--- start of ENTRIES ---
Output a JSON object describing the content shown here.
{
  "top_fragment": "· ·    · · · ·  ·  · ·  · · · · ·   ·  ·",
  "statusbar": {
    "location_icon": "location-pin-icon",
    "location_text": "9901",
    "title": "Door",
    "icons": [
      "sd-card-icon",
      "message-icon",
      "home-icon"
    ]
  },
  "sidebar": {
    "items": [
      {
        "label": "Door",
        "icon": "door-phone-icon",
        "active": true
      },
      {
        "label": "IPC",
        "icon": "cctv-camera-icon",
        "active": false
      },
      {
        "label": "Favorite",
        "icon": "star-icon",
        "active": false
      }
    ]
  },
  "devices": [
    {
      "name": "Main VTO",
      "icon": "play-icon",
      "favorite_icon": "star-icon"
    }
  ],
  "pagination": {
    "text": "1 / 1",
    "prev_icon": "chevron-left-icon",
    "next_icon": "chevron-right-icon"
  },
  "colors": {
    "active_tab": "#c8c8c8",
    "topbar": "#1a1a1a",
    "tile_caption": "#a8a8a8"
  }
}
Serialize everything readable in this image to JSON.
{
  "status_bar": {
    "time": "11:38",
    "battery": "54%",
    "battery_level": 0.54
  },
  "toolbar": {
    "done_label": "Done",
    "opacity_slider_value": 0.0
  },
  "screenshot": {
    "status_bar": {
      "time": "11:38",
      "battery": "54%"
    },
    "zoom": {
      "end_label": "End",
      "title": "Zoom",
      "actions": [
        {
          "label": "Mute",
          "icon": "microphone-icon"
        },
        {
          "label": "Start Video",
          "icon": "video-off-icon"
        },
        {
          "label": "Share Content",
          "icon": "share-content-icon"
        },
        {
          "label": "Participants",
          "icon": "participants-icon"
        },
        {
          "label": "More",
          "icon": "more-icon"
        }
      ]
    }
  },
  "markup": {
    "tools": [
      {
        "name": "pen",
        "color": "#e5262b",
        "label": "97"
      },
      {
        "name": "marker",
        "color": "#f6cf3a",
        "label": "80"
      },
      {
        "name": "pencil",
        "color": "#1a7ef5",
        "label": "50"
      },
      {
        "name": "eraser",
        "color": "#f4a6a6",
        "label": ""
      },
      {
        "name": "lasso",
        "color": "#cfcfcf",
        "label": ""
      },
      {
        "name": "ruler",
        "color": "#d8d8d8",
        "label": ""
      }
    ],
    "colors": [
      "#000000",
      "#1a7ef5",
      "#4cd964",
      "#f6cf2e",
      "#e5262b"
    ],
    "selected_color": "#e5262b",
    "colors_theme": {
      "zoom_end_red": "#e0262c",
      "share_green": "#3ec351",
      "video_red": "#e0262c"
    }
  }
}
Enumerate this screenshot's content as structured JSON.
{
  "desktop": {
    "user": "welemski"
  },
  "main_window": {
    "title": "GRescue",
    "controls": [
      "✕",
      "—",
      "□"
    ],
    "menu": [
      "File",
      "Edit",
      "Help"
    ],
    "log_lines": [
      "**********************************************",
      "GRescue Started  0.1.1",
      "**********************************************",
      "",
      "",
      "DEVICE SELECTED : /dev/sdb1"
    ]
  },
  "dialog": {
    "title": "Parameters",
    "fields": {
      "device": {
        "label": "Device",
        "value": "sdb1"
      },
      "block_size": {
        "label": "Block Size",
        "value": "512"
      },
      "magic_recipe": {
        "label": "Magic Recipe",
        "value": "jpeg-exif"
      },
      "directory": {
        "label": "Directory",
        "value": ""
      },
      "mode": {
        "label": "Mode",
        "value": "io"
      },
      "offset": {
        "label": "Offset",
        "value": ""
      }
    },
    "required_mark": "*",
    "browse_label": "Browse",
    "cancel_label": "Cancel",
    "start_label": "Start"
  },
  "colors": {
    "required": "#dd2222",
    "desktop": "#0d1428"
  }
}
--- end of ENTRIES ---
*AIM*. Return every line above in which the string "screenshot" occurs.

*WORKED SOLUTION*.
  "screenshot": {
Enumerate this screenshot's content as structured JSON.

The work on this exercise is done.